Task directions:
A line counts if it contains the word "name" at least once. State how many such lines the records contain, giving the number alone.

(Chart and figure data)
|---|
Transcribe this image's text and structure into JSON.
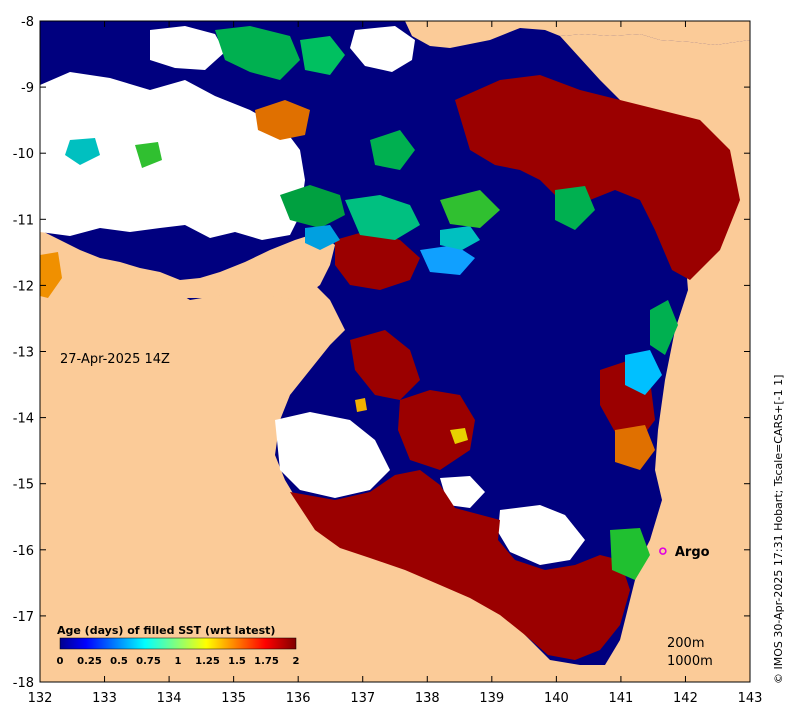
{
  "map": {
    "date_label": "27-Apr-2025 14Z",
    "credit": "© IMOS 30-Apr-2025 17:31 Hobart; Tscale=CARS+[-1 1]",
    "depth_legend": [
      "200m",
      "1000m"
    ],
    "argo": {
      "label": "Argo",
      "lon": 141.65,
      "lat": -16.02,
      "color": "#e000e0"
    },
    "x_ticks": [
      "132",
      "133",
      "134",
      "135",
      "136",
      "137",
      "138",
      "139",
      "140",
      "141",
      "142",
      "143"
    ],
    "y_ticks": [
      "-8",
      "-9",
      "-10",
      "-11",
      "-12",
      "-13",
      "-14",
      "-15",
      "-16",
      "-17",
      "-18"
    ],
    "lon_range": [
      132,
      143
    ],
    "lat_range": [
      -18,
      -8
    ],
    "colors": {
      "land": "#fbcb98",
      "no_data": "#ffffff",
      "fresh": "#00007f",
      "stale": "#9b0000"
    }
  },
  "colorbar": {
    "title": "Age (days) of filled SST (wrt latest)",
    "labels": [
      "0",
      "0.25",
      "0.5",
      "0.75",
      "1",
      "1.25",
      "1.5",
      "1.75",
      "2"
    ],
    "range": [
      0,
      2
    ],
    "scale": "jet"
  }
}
|---|
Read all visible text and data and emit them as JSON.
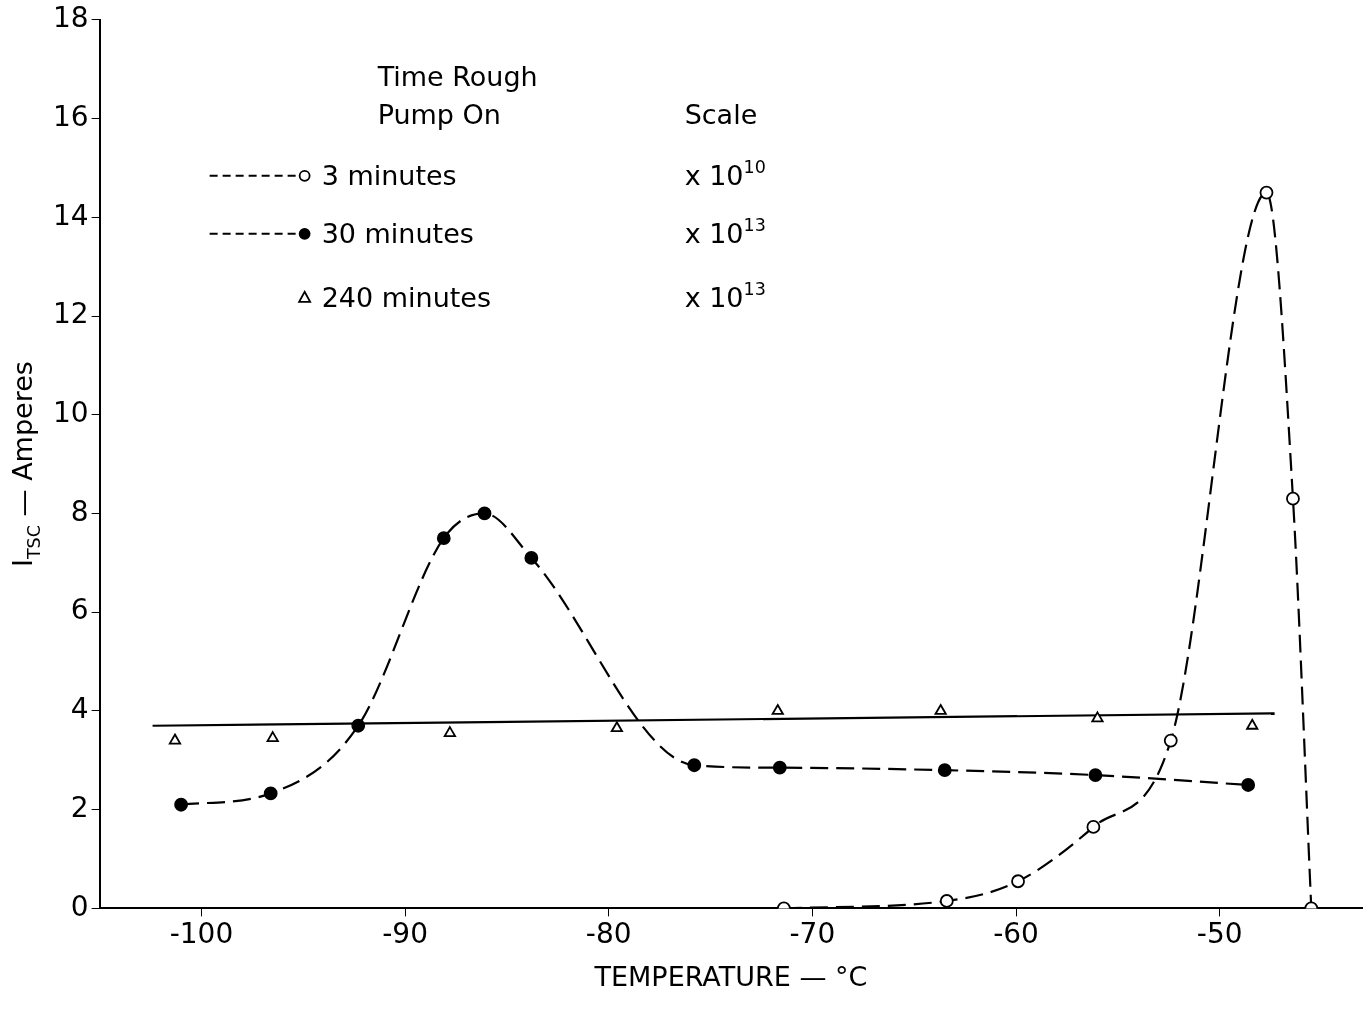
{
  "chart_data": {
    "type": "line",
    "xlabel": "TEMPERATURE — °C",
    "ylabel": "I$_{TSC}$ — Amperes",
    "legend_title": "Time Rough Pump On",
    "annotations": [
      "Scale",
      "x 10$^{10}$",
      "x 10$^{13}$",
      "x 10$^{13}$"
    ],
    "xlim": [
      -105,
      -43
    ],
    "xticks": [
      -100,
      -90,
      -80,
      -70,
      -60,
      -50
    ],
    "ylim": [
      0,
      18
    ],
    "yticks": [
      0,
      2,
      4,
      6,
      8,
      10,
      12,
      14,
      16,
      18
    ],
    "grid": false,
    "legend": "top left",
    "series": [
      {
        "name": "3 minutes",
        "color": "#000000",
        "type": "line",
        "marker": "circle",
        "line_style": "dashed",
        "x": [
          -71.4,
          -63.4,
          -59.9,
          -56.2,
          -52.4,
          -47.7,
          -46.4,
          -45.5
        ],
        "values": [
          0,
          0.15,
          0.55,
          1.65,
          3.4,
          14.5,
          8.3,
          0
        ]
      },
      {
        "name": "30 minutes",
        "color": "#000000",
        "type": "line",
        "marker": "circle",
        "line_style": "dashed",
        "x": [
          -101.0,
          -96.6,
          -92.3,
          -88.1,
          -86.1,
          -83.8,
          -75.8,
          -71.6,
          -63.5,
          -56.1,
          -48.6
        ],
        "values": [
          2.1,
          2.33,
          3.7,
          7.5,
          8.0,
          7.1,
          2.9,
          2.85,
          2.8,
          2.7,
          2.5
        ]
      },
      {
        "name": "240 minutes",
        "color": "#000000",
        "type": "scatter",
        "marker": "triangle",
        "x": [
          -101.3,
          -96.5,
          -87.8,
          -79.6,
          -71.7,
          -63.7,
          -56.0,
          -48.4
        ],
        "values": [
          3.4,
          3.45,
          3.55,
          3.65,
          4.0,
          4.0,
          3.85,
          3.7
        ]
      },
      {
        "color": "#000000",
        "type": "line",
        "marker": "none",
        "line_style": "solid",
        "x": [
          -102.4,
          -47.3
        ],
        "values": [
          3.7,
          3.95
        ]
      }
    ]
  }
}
|---|
Solution:
3